Only the lines from the one with "Parse this screenshot: output" onward are wanted, through the last line of the entries, set down exactly.

(Collection entries)
======

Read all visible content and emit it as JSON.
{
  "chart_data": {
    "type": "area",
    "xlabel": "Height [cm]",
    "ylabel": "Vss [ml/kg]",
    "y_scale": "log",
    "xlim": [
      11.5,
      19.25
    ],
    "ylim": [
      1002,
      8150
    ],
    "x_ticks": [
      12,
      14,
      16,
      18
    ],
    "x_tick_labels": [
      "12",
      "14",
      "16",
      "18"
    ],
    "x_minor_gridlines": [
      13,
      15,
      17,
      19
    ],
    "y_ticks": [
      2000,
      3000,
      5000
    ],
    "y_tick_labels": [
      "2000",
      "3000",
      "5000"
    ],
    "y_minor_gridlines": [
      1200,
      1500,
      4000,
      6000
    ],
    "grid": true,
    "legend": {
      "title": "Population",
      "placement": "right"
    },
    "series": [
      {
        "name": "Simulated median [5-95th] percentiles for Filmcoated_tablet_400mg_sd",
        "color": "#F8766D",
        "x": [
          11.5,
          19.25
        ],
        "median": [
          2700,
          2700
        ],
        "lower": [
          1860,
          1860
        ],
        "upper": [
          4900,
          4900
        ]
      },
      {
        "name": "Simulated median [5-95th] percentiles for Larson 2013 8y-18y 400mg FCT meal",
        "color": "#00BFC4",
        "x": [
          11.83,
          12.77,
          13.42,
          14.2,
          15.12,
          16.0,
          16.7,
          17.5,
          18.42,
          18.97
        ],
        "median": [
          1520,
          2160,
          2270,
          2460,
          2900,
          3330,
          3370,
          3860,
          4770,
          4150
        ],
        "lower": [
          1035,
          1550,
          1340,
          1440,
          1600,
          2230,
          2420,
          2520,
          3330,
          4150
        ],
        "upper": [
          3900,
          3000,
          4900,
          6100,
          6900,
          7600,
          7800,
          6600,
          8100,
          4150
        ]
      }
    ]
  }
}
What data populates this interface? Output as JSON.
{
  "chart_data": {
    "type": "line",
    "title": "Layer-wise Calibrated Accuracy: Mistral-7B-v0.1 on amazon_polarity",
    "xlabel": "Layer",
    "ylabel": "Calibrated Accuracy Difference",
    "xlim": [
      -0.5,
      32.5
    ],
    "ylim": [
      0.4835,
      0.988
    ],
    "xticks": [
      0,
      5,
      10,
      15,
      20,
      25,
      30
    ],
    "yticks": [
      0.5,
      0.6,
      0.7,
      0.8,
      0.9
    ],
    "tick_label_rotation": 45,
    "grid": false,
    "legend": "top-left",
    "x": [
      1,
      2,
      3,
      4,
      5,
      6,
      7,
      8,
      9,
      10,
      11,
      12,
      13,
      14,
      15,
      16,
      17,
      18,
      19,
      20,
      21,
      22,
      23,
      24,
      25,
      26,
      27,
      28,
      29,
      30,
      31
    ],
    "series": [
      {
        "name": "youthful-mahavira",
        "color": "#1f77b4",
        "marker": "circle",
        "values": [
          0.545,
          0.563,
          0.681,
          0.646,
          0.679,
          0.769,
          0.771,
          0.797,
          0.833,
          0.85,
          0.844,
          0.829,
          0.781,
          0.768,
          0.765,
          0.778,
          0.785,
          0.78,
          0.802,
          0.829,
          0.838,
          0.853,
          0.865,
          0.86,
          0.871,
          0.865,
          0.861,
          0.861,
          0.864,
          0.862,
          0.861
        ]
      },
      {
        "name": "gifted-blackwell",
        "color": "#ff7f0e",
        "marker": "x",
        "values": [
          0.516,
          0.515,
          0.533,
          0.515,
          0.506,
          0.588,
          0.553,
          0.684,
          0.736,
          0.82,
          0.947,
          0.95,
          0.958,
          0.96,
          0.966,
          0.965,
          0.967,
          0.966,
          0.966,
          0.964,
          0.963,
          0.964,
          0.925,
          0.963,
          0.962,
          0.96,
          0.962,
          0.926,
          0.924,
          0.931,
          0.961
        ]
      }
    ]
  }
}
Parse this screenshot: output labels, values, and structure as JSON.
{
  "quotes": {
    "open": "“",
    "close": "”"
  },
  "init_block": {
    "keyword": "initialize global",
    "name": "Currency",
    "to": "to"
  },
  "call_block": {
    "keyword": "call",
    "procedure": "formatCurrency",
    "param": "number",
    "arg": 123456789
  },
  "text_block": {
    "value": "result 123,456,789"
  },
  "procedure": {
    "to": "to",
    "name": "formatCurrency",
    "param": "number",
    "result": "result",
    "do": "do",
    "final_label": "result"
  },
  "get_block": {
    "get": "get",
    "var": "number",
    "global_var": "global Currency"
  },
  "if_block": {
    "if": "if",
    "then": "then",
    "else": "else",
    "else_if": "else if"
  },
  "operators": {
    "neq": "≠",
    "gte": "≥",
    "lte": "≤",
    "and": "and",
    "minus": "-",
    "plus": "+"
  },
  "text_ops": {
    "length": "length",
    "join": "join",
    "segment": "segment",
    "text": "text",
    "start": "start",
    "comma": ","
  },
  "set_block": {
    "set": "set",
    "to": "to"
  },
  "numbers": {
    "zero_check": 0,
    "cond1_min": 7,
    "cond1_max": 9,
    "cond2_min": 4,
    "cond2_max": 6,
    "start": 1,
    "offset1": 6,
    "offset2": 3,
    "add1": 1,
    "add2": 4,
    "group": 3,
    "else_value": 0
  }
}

======

# [RESULT OF THE EXERCISE]
Parse this screenshot: output labels, values, and structure as JSON.
{
  "quotes": {
    "open": "“",
    "close": "”"
  },
  "init_block": {
    "keyword": "initialize global",
    "name": "Currency",
    "to": "to"
  },
  "call_block": {
    "keyword": "call",
    "procedure": "formatCurrency",
    "param": "number",
    "arg": 123456789
  },
  "text_block": {
    "value": "result 123,456,789"
  },
  "procedure": {
    "to": "to",
    "name": "formatCurrency",
    "param": "number",
    "result": "result",
    "do": "do",
    "final_label": "result"
  },
  "get_block": {
    "get": "get",
    "var": "number",
    "global_var": "global Currency"
  },
  "if_block": {
    "if": "if",
    "then": "then",
    "else": "else",
    "else_if": "else if"
  },
  "operators": {
    "neq": "≠",
    "gte": "≥",
    "lte": "≤",
    "and": "and",
    "minus": "-",
    "plus": "+"
  },
  "text_ops": {
    "length": "length",
    "join": "join",
    "segment": "segment",
    "text": "text",
    "start": "start",
    "comma": ","
  },
  "set_block": {
    "set": "set",
    "to": "to"
  },
  "numbers": {
    "zero_check": 0,
    "cond1_min": 7,
    "cond1_max": 9,
    "cond2_min": 4,
    "cond2_max": 6,
    "start": 1,
    "offset1": 6,
    "offset2": 3,
    "add1": 1,
    "add2": 4,
    "group": 3,
    "else_value": 0
  }
}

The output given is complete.